Goal — Omit every picture, then give all the entries again exactly.

Data records
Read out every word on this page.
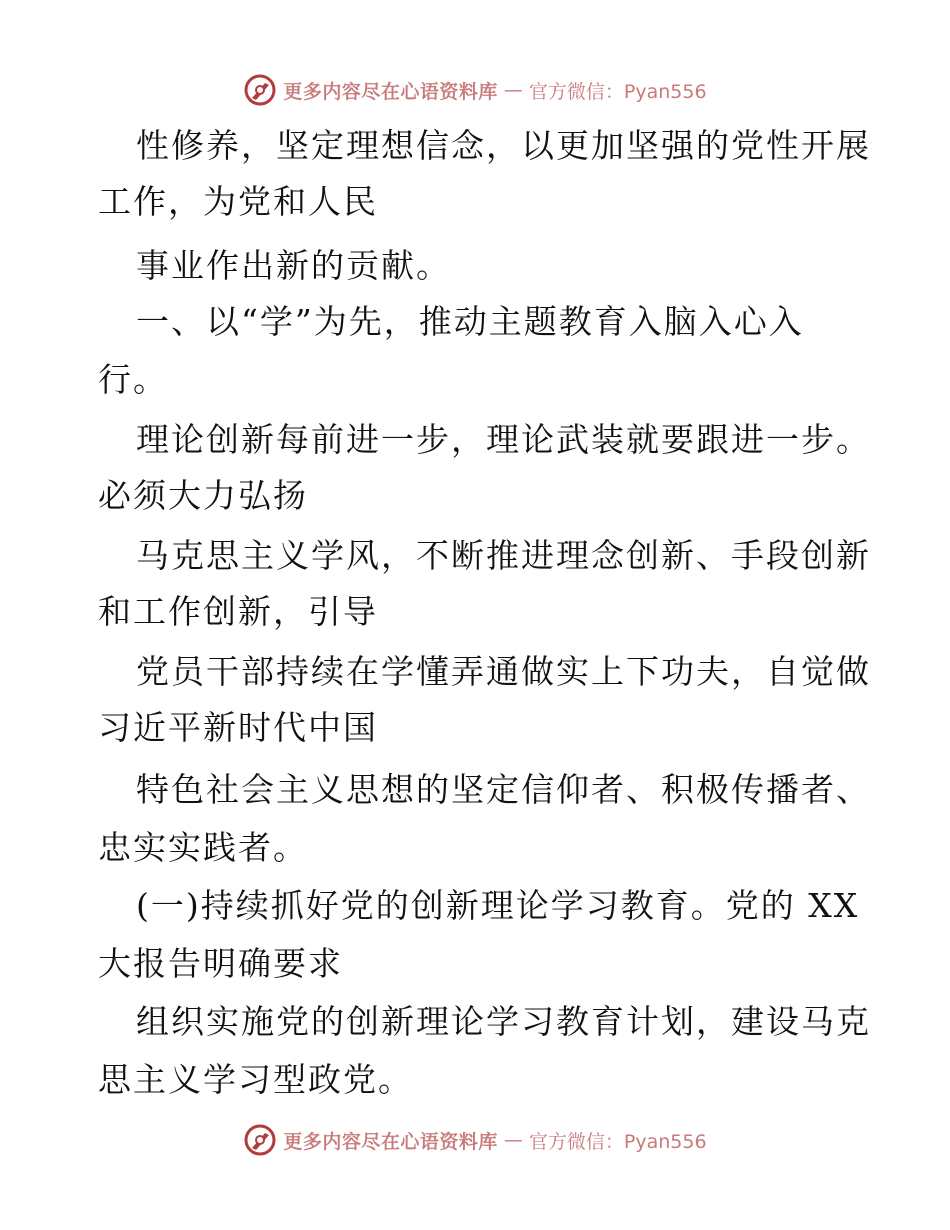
更多内容尽在心语资料库 — 官方微信：Pyan556
性修养，坚定理想信念，以更加坚强的党性开展
工作，为党和人民
事业作出新的贡献。
一、以“学”为先，推动主题教育入脑入心入
行。
理论创新每前进一步，理论武装就要跟进一步。
必须大力弘扬
马克思主义学风，不断推进理念创新、手段创新
和工作创新，引导
党员干部持续在学懂弄通做实上下功夫，自觉做
习近平新时代中国
特色社会主义思想的坚定信仰者、积极传播者、
忠实实践者。
(一)持续抓好党的创新理论学习教育。党的 XX
大报告明确要求
组织实施党的创新理论学习教育计划，建设马克
思主义学习型政党。
更多内容尽在心语资料库 — 官方微信：Pyan556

Written reply —
Read out every word on this page.
更多内容尽在心语资料库 — 官方微信：Pyan556
性修养，坚定理想信念，以更加坚强的党性开展
工作，为党和人民
事业作出新的贡献。
一、以“学”为先，推动主题教育入脑入心入
行。
理论创新每前进一步，理论武装就要跟进一步。
必须大力弘扬
马克思主义学风，不断推进理念创新、手段创新
和工作创新，引导
党员干部持续在学懂弄通做实上下功夫，自觉做
习近平新时代中国
特色社会主义思想的坚定信仰者、积极传播者、
忠实实践者。
(一)持续抓好党的创新理论学习教育。党的 XX
大报告明确要求
组织实施党的创新理论学习教育计划，建设马克
思主义学习型政党。
更多内容尽在心语资料库 — 官方微信：Pyan556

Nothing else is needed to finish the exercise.